**WHAT IS NEEDED**
Write out each line of the listing below character for character, omitting the pictures.
>> BEGIN MATERIAL FOR THE TASK
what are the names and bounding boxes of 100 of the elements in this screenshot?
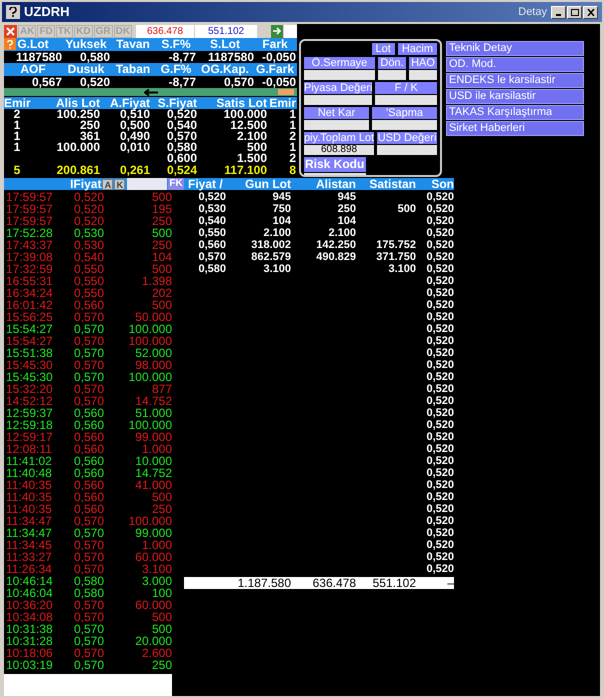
minimize-button[interactable] — [551, 6, 566, 18]
trade-price: 0,570 — [72, 515, 104, 527]
table-cell: 3.100 — [388, 263, 416, 275]
trade-price: 0,560 — [72, 443, 104, 455]
table-cell: 0,520 — [426, 515, 454, 527]
maximize-button[interactable] — [567, 6, 582, 18]
trade-lot: 2.600 — [142, 647, 172, 659]
table-cell: 371.750 — [376, 251, 416, 263]
stat-label: USD Değeri — [377, 132, 437, 144]
column-header: A.Fiyat — [110, 97, 150, 109]
level-marker — [278, 89, 294, 95]
trade-lot: 100 — [152, 587, 172, 599]
go-button[interactable] — [271, 24, 284, 38]
column-header: S.Fiyat — [158, 97, 197, 109]
toggle-button[interactable]: Hacim — [398, 43, 437, 55]
close-icon[interactable] — [4, 24, 17, 38]
trade-time: 10:31:38 — [5, 623, 54, 635]
trade-lot: 250 — [152, 659, 172, 671]
filter-field[interactable] — [127, 178, 168, 190]
trade-time: 12:08:11 — [5, 443, 53, 455]
column-header: AOF — [20, 63, 46, 76]
table-cell: 0,520 — [426, 311, 454, 323]
trade-lot: 99.000 — [135, 527, 172, 539]
order-total: 0,261 — [120, 164, 150, 176]
trade-lot: 100.000 — [128, 419, 172, 431]
trade-price: 0,550 — [72, 263, 104, 275]
table-cell: 0,520 — [426, 227, 454, 239]
order-cell: 100.000 — [224, 109, 267, 120]
column-header: Taban — [116, 63, 150, 76]
trade-price: 0,570 — [72, 647, 104, 659]
help-icon[interactable] — [6, 5, 20, 19]
trade-lot: 1.000 — [142, 539, 172, 551]
trade-price: 0,560 — [72, 299, 104, 311]
column-header: Yuksek — [65, 38, 107, 51]
order-cell: 1 — [289, 109, 296, 120]
trade-price: 0,520 — [72, 203, 104, 215]
table-cell: 0,520 — [426, 383, 454, 395]
trade-price: 0,560 — [72, 431, 104, 443]
trade-lot: 99.000 — [135, 431, 172, 443]
order-cell: 0,010 — [120, 142, 150, 153]
table-cell: 750 — [272, 203, 291, 215]
trade-price: 0,580 — [72, 587, 104, 599]
trade-lot: 500 — [152, 623, 172, 635]
table-cell: 0,520 — [426, 551, 454, 563]
trade-time: 15:32:20 — [5, 383, 54, 395]
trade-time: 11:41:02 — [5, 455, 53, 467]
table-cell: 0,560 — [198, 239, 226, 251]
stat-label: 'Sapma — [372, 107, 437, 119]
order-cell: 12.500 — [230, 120, 267, 131]
order-cell: 0,520 — [166, 109, 197, 120]
menu-item[interactable]: Sirket Haberleri — [446, 121, 584, 136]
trade-price: 0,570 — [72, 311, 104, 323]
table-cell: 0,520 — [426, 503, 454, 515]
table-cell: 0,520 — [426, 419, 454, 431]
arrow-right-icon — [272, 27, 282, 35]
trade-time: 10:34:08 — [5, 611, 54, 623]
close-button[interactable] — [583, 6, 598, 18]
sort-button[interactable]: K — [114, 178, 126, 190]
input-field[interactable] — [284, 24, 297, 38]
trade-time: 14:52:12 — [5, 395, 54, 407]
stat-label: F / K — [375, 82, 437, 94]
column-header: Emir — [4, 97, 31, 109]
table-cell: 0,520 — [426, 491, 454, 503]
summary-value: -8,77 — [168, 51, 196, 63]
toggle-button[interactable]: Lot — [372, 43, 395, 55]
filter-button[interactable]: FK — [168, 178, 184, 190]
column-header: S.Lot — [210, 38, 240, 51]
table-cell: 0,520 — [426, 563, 454, 575]
menu-item[interactable]: USD ile karsilastir — [446, 89, 584, 104]
table-cell: 0,540 — [198, 215, 226, 227]
column-header: Fark — [262, 38, 288, 51]
sort-button[interactable]: A — [102, 178, 114, 190]
order-cell: 2 — [289, 153, 296, 164]
order-total: 8 — [289, 164, 296, 176]
table-cell: 0,520 — [426, 335, 454, 347]
trade-lot: 195 — [152, 203, 172, 215]
trade-price: 0,560 — [72, 419, 104, 431]
trade-lot: 500 — [152, 491, 172, 503]
trade-lot: 877 — [152, 383, 172, 395]
trade-time: 17:59:57 — [5, 191, 54, 203]
menu-item[interactable]: TAKAS Karşılaştırma — [446, 105, 584, 120]
table-cell: 3.100 — [263, 263, 291, 275]
trade-time: 15:54:27 — [5, 335, 54, 347]
column-header: G.F% — [160, 63, 192, 76]
menu-item[interactable]: ENDEKS le karsilastir — [446, 73, 584, 88]
trade-price: 0,570 — [72, 659, 104, 671]
trade-lot: 500 — [152, 299, 172, 311]
column-header: S.F% — [161, 38, 191, 51]
table-cell: 0,520 — [426, 467, 454, 479]
trade-time: 10:31:28 — [5, 635, 54, 647]
trade-lot: 51.000 — [135, 407, 172, 419]
menu-item[interactable]: Teknik Detay — [446, 41, 584, 56]
trade-time: 11:34:47 — [5, 527, 53, 539]
menu-item[interactable]: OD. Mod. — [446, 57, 584, 72]
trade-time: 12:59:17 — [5, 431, 54, 443]
summary-value: -8,77 — [168, 76, 196, 88]
total-cell: – — [447, 577, 454, 589]
column-header: OG.Kap. — [200, 63, 249, 76]
trade-time: 17:59:57 — [5, 203, 54, 215]
table-cell: 0,520 — [426, 191, 454, 203]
>> END MATERIAL FOR THE TASK
**EXERCISE SOLUTION**
what are the names and bounding boxes of 100 of the elements in this screenshot?
minimize-button[interactable] — [551, 6, 566, 18]
trade-price: 0,570 — [72, 515, 104, 527]
table-cell: 3.100 — [388, 263, 416, 275]
trade-price: 0,560 — [72, 443, 104, 455]
table-cell: 0,520 — [426, 515, 454, 527]
maximize-button[interactable] — [567, 6, 582, 18]
trade-lot: 2.600 — [142, 647, 172, 659]
table-cell: 371.750 — [376, 251, 416, 263]
stat-label: USD Değeri — [377, 132, 437, 144]
column-header: A.Fiyat — [110, 97, 150, 109]
level-marker — [278, 89, 294, 95]
trade-lot: 100 — [152, 587, 172, 599]
go-button[interactable] — [271, 24, 284, 38]
column-header: S.Fiyat — [158, 97, 197, 109]
toggle-button[interactable]: Hacim — [398, 43, 437, 55]
close-icon[interactable] — [4, 24, 17, 38]
trade-time: 10:31:38 — [5, 623, 54, 635]
trade-lot: 250 — [152, 659, 172, 671]
filter-field[interactable] — [127, 178, 168, 190]
trade-time: 12:08:11 — [5, 443, 53, 455]
column-header: AOF — [20, 63, 46, 76]
table-cell: 0,520 — [426, 311, 454, 323]
trade-lot: 99.000 — [135, 527, 172, 539]
order-total: 0,261 — [120, 164, 150, 176]
trade-lot: 100.000 — [128, 419, 172, 431]
trade-price: 0,550 — [72, 263, 104, 275]
table-cell: 0,520 — [426, 227, 454, 239]
order-cell: 100.000 — [224, 109, 267, 120]
column-header: Taban — [116, 63, 150, 76]
trade-price: 0,570 — [72, 647, 104, 659]
help-icon[interactable] — [6, 5, 20, 19]
trade-lot: 1.000 — [142, 539, 172, 551]
trade-price: 0,560 — [72, 299, 104, 311]
column-header: Yuksek — [65, 38, 107, 51]
order-cell: 1 — [289, 109, 296, 120]
trade-price: 0,520 — [72, 203, 104, 215]
table-cell: 0,520 — [426, 383, 454, 395]
trade-price: 0,560 — [72, 431, 104, 443]
trade-lot: 99.000 — [135, 431, 172, 443]
order-cell: 0,010 — [120, 142, 150, 153]
table-cell: 750 — [272, 203, 291, 215]
trade-price: 0,580 — [72, 587, 104, 599]
trade-lot: 500 — [152, 623, 172, 635]
table-cell: 0,520 — [426, 551, 454, 563]
trade-time: 15:32:20 — [5, 383, 54, 395]
trade-time: 11:41:02 — [5, 455, 53, 467]
table-cell: 0,560 — [198, 239, 226, 251]
stat-label: 'Sapma — [372, 107, 437, 119]
order-cell: 12.500 — [230, 120, 267, 131]
order-cell: 0,520 — [166, 109, 197, 120]
menu-item[interactable]: Sirket Haberleri — [446, 121, 584, 136]
trade-price: 0,570 — [72, 311, 104, 323]
table-cell: 0,520 — [426, 503, 454, 515]
table-cell: 0,520 — [426, 419, 454, 431]
arrow-right-icon — [272, 27, 282, 35]
trade-time: 10:34:08 — [5, 611, 54, 623]
close-button[interactable] — [583, 6, 598, 18]
sort-button[interactable]: K — [114, 178, 126, 190]
input-field[interactable] — [284, 24, 297, 38]
trade-time: 14:52:12 — [5, 395, 54, 407]
stat-label: F / K — [375, 82, 437, 94]
column-header: Emir — [4, 97, 31, 109]
table-cell: 0,520 — [426, 491, 454, 503]
summary-value: -8,77 — [168, 51, 196, 63]
toggle-button[interactable]: Lot — [372, 43, 395, 55]
filter-button[interactable]: FK — [168, 178, 184, 190]
column-header: S.Lot — [210, 38, 240, 51]
table-cell: 0,520 — [426, 563, 454, 575]
menu-item[interactable]: USD ile karsilastir — [446, 89, 584, 104]
table-cell: 0,540 — [198, 215, 226, 227]
column-header: Fark — [262, 38, 288, 51]
sort-button[interactable]: A — [102, 178, 114, 190]
order-cell: 2 — [289, 153, 296, 164]
order-total: 8 — [289, 164, 296, 176]
table-cell: 0,520 — [426, 335, 454, 347]
trade-lot: 195 — [152, 203, 172, 215]
trade-price: 0,560 — [72, 419, 104, 431]
trade-lot: 500 — [152, 491, 172, 503]
trade-lot: 877 — [152, 383, 172, 395]
trade-time: 17:59:57 — [5, 191, 54, 203]
menu-item[interactable]: TAKAS Karşılaştırma — [446, 105, 584, 120]
table-cell: 3.100 — [263, 263, 291, 275]
trade-time: 15:54:27 — [5, 335, 54, 347]
column-header: G.F% — [160, 63, 192, 76]
menu-item[interactable]: ENDEKS le karsilastir — [446, 73, 584, 88]
trade-price: 0,570 — [72, 659, 104, 671]
trade-lot: 500 — [152, 299, 172, 311]
column-header: S.F% — [161, 38, 191, 51]
table-cell: 0,520 — [426, 467, 454, 479]
trade-time: 10:31:28 — [5, 635, 54, 647]
trade-lot: 51.000 — [135, 407, 172, 419]
menu-item[interactable]: Teknik Detay — [446, 41, 584, 56]
trade-time: 11:34:47 — [5, 527, 53, 539]
menu-item[interactable]: OD. Mod. — [446, 57, 584, 72]
trade-time: 12:59:17 — [5, 431, 54, 443]
summary-value: -8,77 — [168, 76, 196, 88]
total-cell: – — [447, 577, 454, 589]
column-header: OG.Kap. — [200, 63, 249, 76]
trade-time: 17:59:57 — [5, 203, 54, 215]
table-cell: 0,520 — [426, 191, 454, 203]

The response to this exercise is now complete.